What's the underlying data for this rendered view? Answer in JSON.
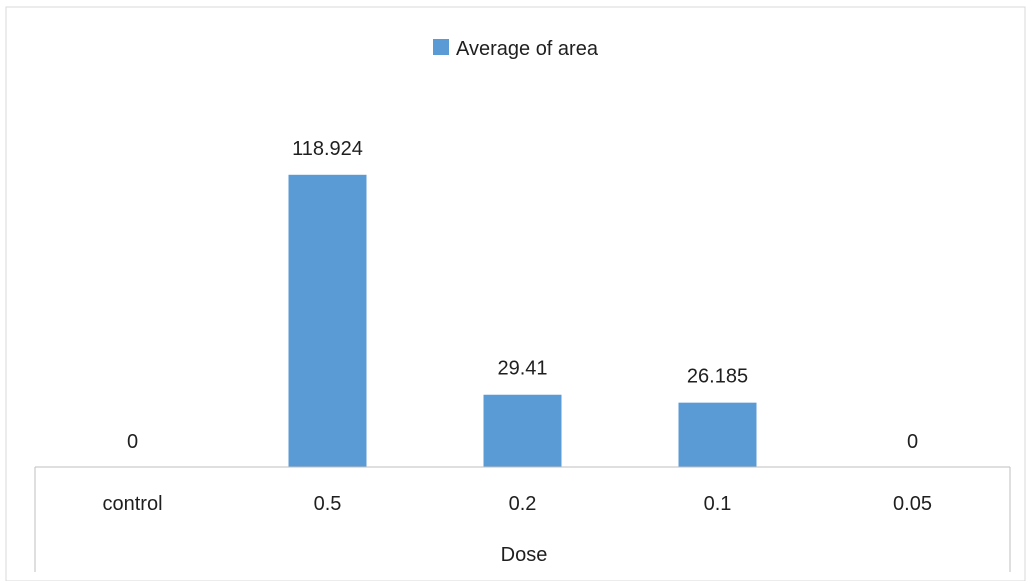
{
  "chart_data": {
    "type": "bar",
    "categories": [
      "control",
      "0.5",
      "0.2",
      "0.1",
      "0.05"
    ],
    "series": [
      {
        "name": "Average of area",
        "values": [
          0,
          118.924,
          29.41,
          26.185,
          0
        ],
        "data_labels": [
          "0",
          "118.924",
          "29.41",
          "26.185",
          "0"
        ],
        "color": "#5b9bd5"
      }
    ],
    "xlabel": "Dose",
    "ylabel": "",
    "ylim": [
      0,
      140
    ],
    "grid": false,
    "legend_position": "top"
  }
}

________________

## GIVEN INSTRUCTION:
Without the pictures, print the whole listing exactly as given.

## SOLUTION FOR THIS PROBLEM:
What's the underlying data for this rendered view? Answer in JSON.
{
  "chart_data": {
    "type": "bar",
    "categories": [
      "control",
      "0.5",
      "0.2",
      "0.1",
      "0.05"
    ],
    "series": [
      {
        "name": "Average of area",
        "values": [
          0,
          118.924,
          29.41,
          26.185,
          0
        ],
        "data_labels": [
          "0",
          "118.924",
          "29.41",
          "26.185",
          "0"
        ],
        "color": "#5b9bd5"
      }
    ],
    "xlabel": "Dose",
    "ylabel": "",
    "ylim": [
      0,
      140
    ],
    "grid": false,
    "legend_position": "top"
  }
}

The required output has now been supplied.